Stored data entries
- - - - -

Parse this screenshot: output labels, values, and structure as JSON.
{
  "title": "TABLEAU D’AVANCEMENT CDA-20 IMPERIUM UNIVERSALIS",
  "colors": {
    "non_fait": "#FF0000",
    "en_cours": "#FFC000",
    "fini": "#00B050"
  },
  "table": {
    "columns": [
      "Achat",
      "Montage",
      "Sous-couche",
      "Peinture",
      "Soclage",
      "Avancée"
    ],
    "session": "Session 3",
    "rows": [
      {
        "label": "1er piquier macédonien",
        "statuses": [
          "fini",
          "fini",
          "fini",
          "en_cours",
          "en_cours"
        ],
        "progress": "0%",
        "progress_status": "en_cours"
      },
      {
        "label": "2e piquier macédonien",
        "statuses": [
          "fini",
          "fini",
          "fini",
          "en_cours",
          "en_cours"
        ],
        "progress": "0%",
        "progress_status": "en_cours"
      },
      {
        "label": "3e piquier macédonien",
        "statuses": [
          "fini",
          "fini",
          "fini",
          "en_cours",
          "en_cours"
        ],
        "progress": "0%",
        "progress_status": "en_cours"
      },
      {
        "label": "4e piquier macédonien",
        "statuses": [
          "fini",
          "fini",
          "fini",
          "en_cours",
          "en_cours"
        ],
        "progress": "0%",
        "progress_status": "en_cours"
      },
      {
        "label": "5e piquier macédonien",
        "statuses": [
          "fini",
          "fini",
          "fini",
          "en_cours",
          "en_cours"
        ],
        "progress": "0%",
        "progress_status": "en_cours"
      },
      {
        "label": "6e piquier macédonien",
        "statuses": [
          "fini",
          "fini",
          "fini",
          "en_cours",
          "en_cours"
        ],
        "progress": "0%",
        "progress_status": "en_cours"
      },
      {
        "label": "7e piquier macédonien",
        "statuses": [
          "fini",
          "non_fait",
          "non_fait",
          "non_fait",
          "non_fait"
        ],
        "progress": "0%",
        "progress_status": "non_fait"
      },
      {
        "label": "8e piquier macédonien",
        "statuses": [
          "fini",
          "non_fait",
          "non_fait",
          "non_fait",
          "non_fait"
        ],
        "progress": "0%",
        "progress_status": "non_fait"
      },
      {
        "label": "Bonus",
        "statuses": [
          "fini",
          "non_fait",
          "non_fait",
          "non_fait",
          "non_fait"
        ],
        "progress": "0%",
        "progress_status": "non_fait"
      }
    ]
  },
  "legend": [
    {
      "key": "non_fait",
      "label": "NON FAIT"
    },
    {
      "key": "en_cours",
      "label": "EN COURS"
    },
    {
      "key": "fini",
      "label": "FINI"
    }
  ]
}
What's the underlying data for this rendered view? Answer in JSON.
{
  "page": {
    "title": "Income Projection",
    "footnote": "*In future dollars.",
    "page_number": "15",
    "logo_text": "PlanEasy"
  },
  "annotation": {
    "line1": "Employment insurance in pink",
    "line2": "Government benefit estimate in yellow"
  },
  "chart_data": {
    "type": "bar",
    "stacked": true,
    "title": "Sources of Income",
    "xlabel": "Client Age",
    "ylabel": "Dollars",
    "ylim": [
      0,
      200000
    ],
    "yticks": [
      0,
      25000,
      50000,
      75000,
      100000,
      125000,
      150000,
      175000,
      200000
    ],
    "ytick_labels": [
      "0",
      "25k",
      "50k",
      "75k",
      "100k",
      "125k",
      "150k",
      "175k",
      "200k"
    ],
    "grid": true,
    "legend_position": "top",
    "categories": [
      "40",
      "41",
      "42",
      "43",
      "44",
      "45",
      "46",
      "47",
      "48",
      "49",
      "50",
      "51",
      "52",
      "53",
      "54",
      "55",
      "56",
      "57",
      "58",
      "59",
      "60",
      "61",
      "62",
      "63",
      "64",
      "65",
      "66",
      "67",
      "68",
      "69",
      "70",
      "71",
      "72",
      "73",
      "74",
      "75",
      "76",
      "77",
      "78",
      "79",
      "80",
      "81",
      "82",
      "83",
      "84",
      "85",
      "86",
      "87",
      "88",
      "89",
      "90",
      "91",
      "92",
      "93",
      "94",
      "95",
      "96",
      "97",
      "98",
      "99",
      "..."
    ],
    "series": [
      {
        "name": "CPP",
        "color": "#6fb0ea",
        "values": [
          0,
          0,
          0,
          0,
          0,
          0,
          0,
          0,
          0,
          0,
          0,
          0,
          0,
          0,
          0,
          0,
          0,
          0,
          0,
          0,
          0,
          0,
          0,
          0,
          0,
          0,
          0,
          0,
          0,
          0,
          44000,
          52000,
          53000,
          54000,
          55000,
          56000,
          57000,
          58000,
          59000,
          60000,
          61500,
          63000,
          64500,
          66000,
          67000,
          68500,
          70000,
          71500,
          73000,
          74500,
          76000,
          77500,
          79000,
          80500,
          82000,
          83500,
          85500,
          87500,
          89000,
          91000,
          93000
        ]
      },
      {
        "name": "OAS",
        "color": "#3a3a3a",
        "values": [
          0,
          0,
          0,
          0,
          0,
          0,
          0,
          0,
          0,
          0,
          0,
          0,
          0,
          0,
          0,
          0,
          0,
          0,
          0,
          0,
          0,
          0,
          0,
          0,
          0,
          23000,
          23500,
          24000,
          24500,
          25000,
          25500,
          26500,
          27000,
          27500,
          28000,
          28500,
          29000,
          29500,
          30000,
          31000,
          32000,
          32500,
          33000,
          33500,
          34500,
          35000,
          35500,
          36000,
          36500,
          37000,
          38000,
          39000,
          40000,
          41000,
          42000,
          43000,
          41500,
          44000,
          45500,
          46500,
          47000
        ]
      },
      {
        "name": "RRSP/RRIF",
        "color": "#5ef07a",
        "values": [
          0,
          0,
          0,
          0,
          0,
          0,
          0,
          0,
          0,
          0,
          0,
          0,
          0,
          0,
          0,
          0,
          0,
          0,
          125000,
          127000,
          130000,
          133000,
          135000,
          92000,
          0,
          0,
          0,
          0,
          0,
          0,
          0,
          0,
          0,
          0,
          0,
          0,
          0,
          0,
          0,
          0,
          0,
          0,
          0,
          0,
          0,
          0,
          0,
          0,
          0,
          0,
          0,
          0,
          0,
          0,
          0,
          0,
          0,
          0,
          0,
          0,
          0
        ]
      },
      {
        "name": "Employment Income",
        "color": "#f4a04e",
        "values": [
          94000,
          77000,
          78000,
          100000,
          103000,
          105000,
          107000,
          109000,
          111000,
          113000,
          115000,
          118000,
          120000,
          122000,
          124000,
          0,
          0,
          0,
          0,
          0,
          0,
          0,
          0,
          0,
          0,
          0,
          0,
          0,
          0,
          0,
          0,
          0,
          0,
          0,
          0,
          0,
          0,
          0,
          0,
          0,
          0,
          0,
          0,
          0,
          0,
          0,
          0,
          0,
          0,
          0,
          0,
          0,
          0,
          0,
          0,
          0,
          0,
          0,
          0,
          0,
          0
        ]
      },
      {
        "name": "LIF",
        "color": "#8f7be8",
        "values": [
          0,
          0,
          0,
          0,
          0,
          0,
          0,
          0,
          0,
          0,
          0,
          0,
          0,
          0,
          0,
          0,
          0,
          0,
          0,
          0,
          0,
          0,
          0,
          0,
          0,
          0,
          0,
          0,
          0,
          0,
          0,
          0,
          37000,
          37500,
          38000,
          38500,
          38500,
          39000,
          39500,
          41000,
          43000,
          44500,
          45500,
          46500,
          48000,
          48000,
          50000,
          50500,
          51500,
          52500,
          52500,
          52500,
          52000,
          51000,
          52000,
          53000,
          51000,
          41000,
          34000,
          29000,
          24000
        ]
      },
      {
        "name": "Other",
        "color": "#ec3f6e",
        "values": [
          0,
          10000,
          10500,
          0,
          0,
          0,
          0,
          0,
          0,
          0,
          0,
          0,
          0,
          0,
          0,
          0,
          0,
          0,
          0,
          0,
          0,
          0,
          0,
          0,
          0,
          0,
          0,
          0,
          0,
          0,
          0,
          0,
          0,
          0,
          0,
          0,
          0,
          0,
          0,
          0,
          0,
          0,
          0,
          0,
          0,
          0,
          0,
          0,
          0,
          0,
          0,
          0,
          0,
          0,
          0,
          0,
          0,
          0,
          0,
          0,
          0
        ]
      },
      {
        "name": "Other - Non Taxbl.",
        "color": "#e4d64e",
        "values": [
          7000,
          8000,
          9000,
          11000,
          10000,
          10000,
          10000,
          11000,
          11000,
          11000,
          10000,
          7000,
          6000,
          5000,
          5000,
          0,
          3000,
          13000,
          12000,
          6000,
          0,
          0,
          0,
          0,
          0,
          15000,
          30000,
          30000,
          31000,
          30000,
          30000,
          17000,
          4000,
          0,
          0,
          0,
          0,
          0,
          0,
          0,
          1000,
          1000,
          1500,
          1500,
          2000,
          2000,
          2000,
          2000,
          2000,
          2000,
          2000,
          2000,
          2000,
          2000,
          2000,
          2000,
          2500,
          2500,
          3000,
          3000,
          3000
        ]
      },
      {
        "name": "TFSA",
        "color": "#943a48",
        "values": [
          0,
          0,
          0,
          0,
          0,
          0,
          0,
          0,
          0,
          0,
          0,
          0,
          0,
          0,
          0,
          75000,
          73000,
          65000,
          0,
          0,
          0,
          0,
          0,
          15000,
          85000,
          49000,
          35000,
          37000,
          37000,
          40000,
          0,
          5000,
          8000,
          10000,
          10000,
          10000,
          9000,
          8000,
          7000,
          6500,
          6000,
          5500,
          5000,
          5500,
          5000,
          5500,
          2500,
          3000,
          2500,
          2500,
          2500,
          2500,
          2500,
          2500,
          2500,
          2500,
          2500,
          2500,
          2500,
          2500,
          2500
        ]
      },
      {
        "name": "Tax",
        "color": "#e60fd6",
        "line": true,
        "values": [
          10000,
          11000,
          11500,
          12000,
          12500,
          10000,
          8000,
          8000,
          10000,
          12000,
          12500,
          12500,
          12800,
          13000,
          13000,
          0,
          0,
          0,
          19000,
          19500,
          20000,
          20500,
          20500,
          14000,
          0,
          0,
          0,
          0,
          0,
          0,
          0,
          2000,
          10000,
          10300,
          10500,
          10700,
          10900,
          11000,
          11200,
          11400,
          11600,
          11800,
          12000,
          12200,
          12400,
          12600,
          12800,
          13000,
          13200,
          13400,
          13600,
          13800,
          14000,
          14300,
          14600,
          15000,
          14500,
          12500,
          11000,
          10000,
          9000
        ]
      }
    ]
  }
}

- - - - -

§ **Given request**: Count the lines above that contain the word "piquier", and give only that number.

§ **The result**: 8